### Given request:
Write down every entry below once more, exactly.

:: Data extract ::

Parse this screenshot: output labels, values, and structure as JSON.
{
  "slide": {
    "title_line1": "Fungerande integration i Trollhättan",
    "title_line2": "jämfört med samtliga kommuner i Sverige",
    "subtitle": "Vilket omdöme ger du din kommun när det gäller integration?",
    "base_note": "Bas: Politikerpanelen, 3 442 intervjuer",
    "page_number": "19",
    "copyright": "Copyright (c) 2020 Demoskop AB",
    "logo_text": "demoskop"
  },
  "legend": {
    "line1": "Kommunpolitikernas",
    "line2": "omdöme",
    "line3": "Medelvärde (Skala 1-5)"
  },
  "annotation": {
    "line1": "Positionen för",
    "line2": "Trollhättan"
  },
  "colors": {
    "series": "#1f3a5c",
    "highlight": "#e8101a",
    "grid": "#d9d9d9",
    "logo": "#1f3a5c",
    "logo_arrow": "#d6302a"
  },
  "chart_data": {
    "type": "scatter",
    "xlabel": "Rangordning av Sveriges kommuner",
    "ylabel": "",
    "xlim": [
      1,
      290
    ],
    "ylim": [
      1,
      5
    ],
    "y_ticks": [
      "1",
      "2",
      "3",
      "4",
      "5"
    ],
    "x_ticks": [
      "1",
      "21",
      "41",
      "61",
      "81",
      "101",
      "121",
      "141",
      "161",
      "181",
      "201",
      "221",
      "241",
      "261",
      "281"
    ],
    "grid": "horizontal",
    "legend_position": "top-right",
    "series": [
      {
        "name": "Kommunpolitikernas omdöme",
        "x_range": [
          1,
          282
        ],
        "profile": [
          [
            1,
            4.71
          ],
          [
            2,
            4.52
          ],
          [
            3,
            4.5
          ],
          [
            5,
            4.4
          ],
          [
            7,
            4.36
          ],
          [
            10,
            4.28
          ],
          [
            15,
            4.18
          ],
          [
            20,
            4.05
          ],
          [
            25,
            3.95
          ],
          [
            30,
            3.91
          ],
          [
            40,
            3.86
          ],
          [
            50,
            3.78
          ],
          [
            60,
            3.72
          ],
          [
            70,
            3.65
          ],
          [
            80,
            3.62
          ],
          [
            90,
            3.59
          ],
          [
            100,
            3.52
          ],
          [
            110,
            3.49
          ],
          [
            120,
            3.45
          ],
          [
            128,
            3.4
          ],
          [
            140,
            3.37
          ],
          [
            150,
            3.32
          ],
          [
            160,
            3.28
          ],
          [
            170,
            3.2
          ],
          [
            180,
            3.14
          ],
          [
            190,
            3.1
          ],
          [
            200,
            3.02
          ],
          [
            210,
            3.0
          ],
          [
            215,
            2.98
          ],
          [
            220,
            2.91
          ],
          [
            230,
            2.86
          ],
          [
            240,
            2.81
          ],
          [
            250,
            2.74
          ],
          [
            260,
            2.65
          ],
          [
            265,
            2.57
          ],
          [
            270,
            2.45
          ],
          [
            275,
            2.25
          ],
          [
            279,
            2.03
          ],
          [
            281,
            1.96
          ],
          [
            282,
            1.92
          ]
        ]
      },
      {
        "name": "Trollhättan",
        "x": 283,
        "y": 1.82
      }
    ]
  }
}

:::

### The response:
Parse this screenshot: output labels, values, and structure as JSON.
{
  "slide": {
    "title_line1": "Fungerande integration i Trollhättan",
    "title_line2": "jämfört med samtliga kommuner i Sverige",
    "subtitle": "Vilket omdöme ger du din kommun när det gäller integration?",
    "base_note": "Bas: Politikerpanelen, 3 442 intervjuer",
    "page_number": "19",
    "copyright": "Copyright (c) 2020 Demoskop AB",
    "logo_text": "demoskop"
  },
  "legend": {
    "line1": "Kommunpolitikernas",
    "line2": "omdöme",
    "line3": "Medelvärde (Skala 1-5)"
  },
  "annotation": {
    "line1": "Positionen för",
    "line2": "Trollhättan"
  },
  "colors": {
    "series": "#1f3a5c",
    "highlight": "#e8101a",
    "grid": "#d9d9d9",
    "logo": "#1f3a5c",
    "logo_arrow": "#d6302a"
  },
  "chart_data": {
    "type": "scatter",
    "xlabel": "Rangordning av Sveriges kommuner",
    "ylabel": "",
    "xlim": [
      1,
      290
    ],
    "ylim": [
      1,
      5
    ],
    "y_ticks": [
      "1",
      "2",
      "3",
      "4",
      "5"
    ],
    "x_ticks": [
      "1",
      "21",
      "41",
      "61",
      "81",
      "101",
      "121",
      "141",
      "161",
      "181",
      "201",
      "221",
      "241",
      "261",
      "281"
    ],
    "grid": "horizontal",
    "legend_position": "top-right",
    "series": [
      {
        "name": "Kommunpolitikernas omdöme",
        "x_range": [
          1,
          282
        ],
        "profile": [
          [
            1,
            4.71
          ],
          [
            2,
            4.52
          ],
          [
            3,
            4.5
          ],
          [
            5,
            4.4
          ],
          [
            7,
            4.36
          ],
          [
            10,
            4.28
          ],
          [
            15,
            4.18
          ],
          [
            20,
            4.05
          ],
          [
            25,
            3.95
          ],
          [
            30,
            3.91
          ],
          [
            40,
            3.86
          ],
          [
            50,
            3.78
          ],
          [
            60,
            3.72
          ],
          [
            70,
            3.65
          ],
          [
            80,
            3.62
          ],
          [
            90,
            3.59
          ],
          [
            100,
            3.52
          ],
          [
            110,
            3.49
          ],
          [
            120,
            3.45
          ],
          [
            128,
            3.4
          ],
          [
            140,
            3.37
          ],
          [
            150,
            3.32
          ],
          [
            160,
            3.28
          ],
          [
            170,
            3.2
          ],
          [
            180,
            3.14
          ],
          [
            190,
            3.1
          ],
          [
            200,
            3.02
          ],
          [
            210,
            3.0
          ],
          [
            215,
            2.98
          ],
          [
            220,
            2.91
          ],
          [
            230,
            2.86
          ],
          [
            240,
            2.81
          ],
          [
            250,
            2.74
          ],
          [
            260,
            2.65
          ],
          [
            265,
            2.57
          ],
          [
            270,
            2.45
          ],
          [
            275,
            2.25
          ],
          [
            279,
            2.03
          ],
          [
            281,
            1.96
          ],
          [
            282,
            1.92
          ]
        ]
      },
      {
        "name": "Trollhättan",
        "x": 283,
        "y": 1.82
      }
    ]
  }
}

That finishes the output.